→ **What is asked**: Copy every entry word for word. Skip the pictures.

Entries with figure data
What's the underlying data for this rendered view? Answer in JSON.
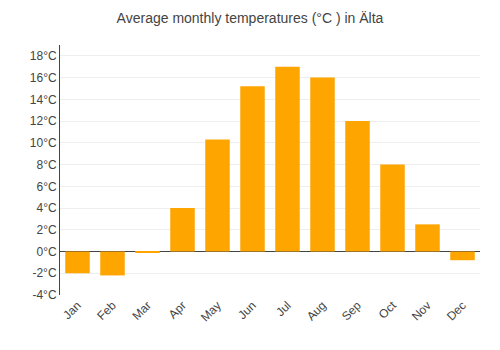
{
  "chart_data": {
    "type": "bar",
    "title": "Average monthly temperatures (°C ) in Älta",
    "categories": [
      "Jan",
      "Feb",
      "Mar",
      "Apr",
      "May",
      "Jun",
      "Jul",
      "Aug",
      "Sep",
      "Oct",
      "Nov",
      "Dec"
    ],
    "values": [
      -2.0,
      -2.2,
      -0.1,
      4.0,
      10.3,
      15.2,
      17.0,
      16.0,
      12.0,
      8.0,
      2.5,
      -0.8
    ],
    "color": "#FFA500",
    "ylim": [
      -4,
      19
    ],
    "yticks": [
      {
        "value": -4,
        "label": "-4°C"
      },
      {
        "value": -2,
        "label": "-2°C"
      },
      {
        "value": 0,
        "label": "0°C"
      },
      {
        "value": 2,
        "label": "2°C"
      },
      {
        "value": 4,
        "label": "4°C"
      },
      {
        "value": 6,
        "label": "6°C"
      },
      {
        "value": 8,
        "label": "8°C"
      },
      {
        "value": 10,
        "label": "10°C"
      },
      {
        "value": 12,
        "label": "12°C"
      },
      {
        "value": 14,
        "label": "14°C"
      },
      {
        "value": 16,
        "label": "16°C"
      },
      {
        "value": 18,
        "label": "18°C"
      }
    ],
    "grid": true
  }
}
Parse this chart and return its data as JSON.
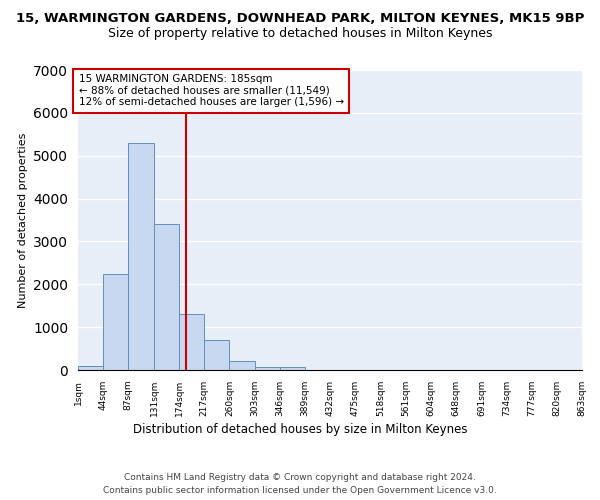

→ **Answer to this task**:
What's the underlying data for this rendered view? Answer in JSON.
{
  "chart_data": {
    "type": "bar",
    "title": "Average monthly temperatures (°C ) in Älta",
    "categories": [
      "Jan",
      "Feb",
      "Mar",
      "Apr",
      "May",
      "Jun",
      "Jul",
      "Aug",
      "Sep",
      "Oct",
      "Nov",
      "Dec"
    ],
    "values": [
      -2.0,
      -2.2,
      -0.1,
      4.0,
      10.3,
      15.2,
      17.0,
      16.0,
      12.0,
      8.0,
      2.5,
      -0.8
    ],
    "color": "#FFA500",
    "ylim": [
      -4,
      19
    ],
    "yticks": [
      {
        "value": -4,
        "label": "-4°C"
      },
      {
        "value": -2,
        "label": "-2°C"
      },
      {
        "value": 0,
        "label": "0°C"
      },
      {
        "value": 2,
        "label": "2°C"
      },
      {
        "value": 4,
        "label": "4°C"
      },
      {
        "value": 6,
        "label": "6°C"
      },
      {
        "value": 8,
        "label": "8°C"
      },
      {
        "value": 10,
        "label": "10°C"
      },
      {
        "value": 12,
        "label": "12°C"
      },
      {
        "value": 14,
        "label": "14°C"
      },
      {
        "value": 16,
        "label": "16°C"
      },
      {
        "value": 18,
        "label": "18°C"
      }
    ],
    "grid": true
  }
}
Parse this chart and return its data as JSON.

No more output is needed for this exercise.